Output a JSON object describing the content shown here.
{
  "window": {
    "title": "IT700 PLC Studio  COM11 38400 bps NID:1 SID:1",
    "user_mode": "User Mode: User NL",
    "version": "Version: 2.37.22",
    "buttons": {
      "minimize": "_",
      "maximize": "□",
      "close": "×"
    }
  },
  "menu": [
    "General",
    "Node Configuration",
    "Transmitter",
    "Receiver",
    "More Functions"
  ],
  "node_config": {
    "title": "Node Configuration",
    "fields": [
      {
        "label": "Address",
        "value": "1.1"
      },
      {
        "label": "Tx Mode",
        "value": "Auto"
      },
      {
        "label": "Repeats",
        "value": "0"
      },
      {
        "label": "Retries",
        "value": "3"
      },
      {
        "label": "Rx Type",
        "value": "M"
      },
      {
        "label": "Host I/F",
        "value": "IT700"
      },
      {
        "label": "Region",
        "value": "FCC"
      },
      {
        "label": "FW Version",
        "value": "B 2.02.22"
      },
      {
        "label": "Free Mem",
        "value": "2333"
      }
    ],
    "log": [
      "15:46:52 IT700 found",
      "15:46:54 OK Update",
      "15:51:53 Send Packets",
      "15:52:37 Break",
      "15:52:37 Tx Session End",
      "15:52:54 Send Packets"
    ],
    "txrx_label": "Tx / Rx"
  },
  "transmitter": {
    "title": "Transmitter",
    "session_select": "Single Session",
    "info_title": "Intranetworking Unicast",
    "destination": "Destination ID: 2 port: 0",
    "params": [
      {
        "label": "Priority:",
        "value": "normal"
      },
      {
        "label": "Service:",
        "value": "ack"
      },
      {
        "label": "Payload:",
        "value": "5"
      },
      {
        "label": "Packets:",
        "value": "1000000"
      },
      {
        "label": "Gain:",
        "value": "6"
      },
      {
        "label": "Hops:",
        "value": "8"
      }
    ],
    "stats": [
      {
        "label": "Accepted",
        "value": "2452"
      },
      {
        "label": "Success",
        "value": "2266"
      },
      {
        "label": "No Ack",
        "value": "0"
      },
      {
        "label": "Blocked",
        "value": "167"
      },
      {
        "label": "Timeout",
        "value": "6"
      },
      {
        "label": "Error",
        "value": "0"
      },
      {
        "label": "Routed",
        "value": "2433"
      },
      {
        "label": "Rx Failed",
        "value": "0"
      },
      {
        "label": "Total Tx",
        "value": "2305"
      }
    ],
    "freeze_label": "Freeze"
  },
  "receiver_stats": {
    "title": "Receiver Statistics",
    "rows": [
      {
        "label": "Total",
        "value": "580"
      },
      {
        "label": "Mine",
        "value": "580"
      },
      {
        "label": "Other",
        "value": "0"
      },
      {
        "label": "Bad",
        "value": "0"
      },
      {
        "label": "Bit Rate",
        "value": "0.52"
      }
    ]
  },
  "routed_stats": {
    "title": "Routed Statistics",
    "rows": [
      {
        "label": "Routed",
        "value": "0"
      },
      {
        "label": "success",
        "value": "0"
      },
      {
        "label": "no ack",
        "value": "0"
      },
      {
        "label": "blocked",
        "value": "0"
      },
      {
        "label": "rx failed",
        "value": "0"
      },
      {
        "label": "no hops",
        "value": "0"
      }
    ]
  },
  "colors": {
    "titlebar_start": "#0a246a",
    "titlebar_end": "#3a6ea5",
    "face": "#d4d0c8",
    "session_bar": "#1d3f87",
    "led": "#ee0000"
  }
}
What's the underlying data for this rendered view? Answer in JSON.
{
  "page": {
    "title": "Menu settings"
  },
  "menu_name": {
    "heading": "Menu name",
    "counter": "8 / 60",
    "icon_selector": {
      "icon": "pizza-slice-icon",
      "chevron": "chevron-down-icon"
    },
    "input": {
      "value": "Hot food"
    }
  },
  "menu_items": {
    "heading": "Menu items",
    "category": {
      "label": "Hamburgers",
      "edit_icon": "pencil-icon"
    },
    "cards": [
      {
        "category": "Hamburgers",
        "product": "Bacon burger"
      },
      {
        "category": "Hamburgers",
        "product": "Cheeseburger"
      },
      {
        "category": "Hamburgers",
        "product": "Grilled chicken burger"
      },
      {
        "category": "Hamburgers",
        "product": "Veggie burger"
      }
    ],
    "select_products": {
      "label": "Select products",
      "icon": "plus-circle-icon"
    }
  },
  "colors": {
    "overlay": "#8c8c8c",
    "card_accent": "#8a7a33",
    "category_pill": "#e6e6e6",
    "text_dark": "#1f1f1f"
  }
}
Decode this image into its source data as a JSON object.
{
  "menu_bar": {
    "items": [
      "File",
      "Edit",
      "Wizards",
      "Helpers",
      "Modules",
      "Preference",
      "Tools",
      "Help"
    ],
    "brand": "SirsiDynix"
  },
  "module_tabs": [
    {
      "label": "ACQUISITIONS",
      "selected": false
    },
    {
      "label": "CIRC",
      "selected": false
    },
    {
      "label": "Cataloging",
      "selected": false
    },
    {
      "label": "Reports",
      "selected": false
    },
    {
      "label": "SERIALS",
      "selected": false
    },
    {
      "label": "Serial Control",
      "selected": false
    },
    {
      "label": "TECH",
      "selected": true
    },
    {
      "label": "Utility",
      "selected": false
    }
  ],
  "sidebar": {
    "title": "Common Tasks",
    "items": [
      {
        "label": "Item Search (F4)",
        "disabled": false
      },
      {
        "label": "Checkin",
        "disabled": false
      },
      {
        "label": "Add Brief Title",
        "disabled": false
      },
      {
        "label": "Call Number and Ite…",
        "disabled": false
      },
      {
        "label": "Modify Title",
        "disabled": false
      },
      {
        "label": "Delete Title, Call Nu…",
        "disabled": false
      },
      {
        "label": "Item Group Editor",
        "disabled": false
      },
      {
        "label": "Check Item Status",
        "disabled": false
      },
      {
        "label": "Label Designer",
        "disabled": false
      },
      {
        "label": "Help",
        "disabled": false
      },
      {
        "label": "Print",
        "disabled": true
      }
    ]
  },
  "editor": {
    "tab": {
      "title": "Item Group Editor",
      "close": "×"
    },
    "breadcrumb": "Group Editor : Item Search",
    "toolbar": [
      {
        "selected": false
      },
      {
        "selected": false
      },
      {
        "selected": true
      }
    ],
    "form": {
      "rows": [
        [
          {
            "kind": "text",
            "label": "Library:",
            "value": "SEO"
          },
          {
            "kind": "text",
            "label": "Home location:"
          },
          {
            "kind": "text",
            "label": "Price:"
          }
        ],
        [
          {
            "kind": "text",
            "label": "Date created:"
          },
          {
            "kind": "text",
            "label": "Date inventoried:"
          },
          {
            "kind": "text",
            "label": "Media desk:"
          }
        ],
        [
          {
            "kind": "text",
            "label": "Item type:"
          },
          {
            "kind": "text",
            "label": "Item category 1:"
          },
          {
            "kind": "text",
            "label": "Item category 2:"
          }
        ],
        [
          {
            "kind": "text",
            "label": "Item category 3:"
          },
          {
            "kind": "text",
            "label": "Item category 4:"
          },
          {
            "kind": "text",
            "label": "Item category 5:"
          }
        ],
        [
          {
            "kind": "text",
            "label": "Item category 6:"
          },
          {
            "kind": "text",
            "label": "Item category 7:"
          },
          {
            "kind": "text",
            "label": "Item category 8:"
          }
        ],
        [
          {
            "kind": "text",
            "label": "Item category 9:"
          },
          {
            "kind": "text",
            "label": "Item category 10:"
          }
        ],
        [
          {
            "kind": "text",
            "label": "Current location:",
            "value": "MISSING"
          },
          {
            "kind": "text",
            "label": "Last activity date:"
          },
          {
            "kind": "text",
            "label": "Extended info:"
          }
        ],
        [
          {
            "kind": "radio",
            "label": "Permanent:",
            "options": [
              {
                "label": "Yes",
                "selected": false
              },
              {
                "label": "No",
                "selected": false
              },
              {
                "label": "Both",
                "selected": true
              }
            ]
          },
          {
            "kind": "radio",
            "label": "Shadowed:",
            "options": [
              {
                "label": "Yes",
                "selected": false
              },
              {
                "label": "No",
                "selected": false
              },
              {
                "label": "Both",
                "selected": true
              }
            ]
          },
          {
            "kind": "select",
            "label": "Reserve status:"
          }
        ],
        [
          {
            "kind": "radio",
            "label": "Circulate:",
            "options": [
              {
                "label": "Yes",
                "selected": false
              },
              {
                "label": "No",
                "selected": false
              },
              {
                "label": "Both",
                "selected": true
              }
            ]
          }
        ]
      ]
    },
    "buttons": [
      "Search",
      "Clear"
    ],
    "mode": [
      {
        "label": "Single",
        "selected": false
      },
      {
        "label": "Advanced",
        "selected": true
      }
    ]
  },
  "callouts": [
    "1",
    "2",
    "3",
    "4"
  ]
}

———

#### Your objective
Filter the records, keeping only lines that contain "Send", and show those lines.

#### Exercise solution
      "15:51:53 Send Packets",
      "15:52:54 Send Packets"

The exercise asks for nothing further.